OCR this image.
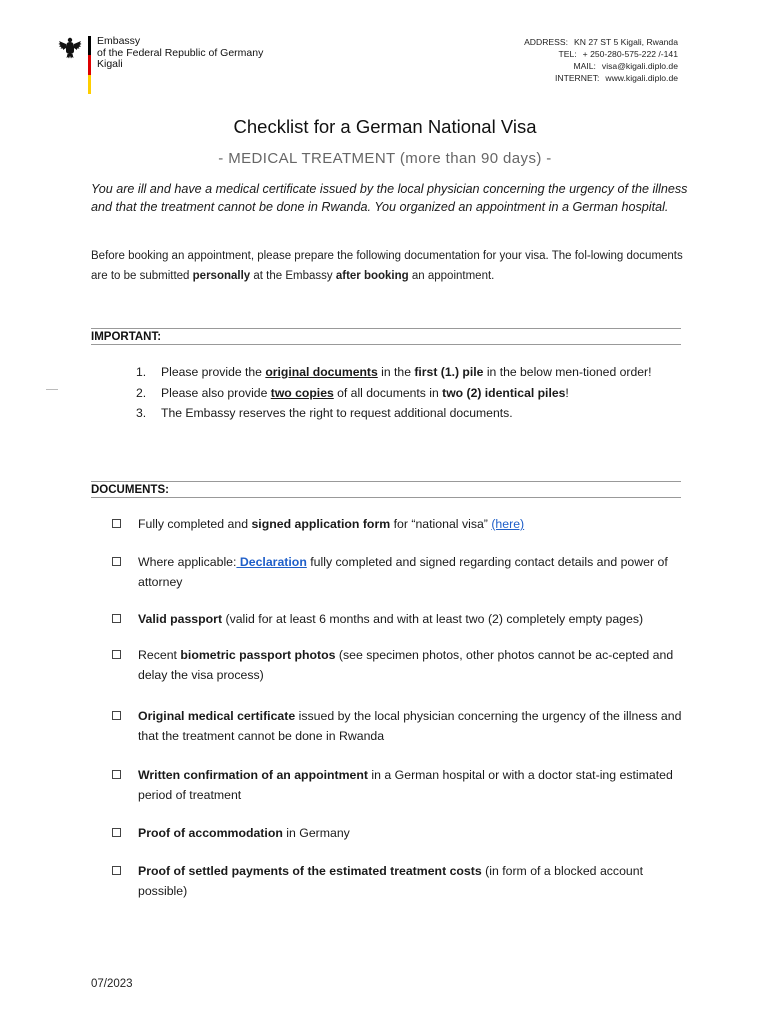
Embassy
of the Federal Republic of Germany
Kigali
ADDRESS: KN 27 ST 5 Kigali, Rwanda
TEL: + 250-280-575-222 /-141
MAIL: visa@kigali.diplo.de
INTERNET: www.kigali.diplo.de
Checklist for a German National Visa
- MEDICAL TREATMENT (more than 90 days) -
You are ill and have a medical certificate issued by the local physician concerning the urgency of the illness and that the treatment cannot be done in Rwanda. You organized an appointment in a German hospital.
Before booking an appointment, please prepare the following documentation for your visa. The fol-lowing documents are to be submitted personally at the Embassy after booking an appointment.
IMPORTANT:
1. Please provide the original documents in the first (1.) pile in the below men-tioned order!
2. Please also provide two copies of all documents in two (2) identical piles!
3. The Embassy reserves the right to request additional documents.
DOCUMENTS:
Fully completed and signed application form for “national visa” (here)
Where applicable: Declaration fully completed and signed regarding contact details and power of attorney
Valid passport (valid for at least 6 months and with at least two (2) completely empty pages)
Recent biometric passport photos (see specimen photos, other photos cannot be ac-cepted and delay the visa process)
Original medical certificate issued by the local physician concerning the urgency of the illness and that the treatment cannot be done in Rwanda
Written confirmation of an appointment in a German hospital or with a doctor stat-ing estimated period of treatment
Proof of accommodation in Germany
Proof of settled payments of the estimated treatment costs (in form of a blocked account possible)
07/2023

——

# Task goal:
Identify each line holding the string "completed", and copy it out.

# Task response:
Fully completed and signed application form for “national visa” (here)
Where applicable: Declaration fully completed and signed regarding contact details and power of attorney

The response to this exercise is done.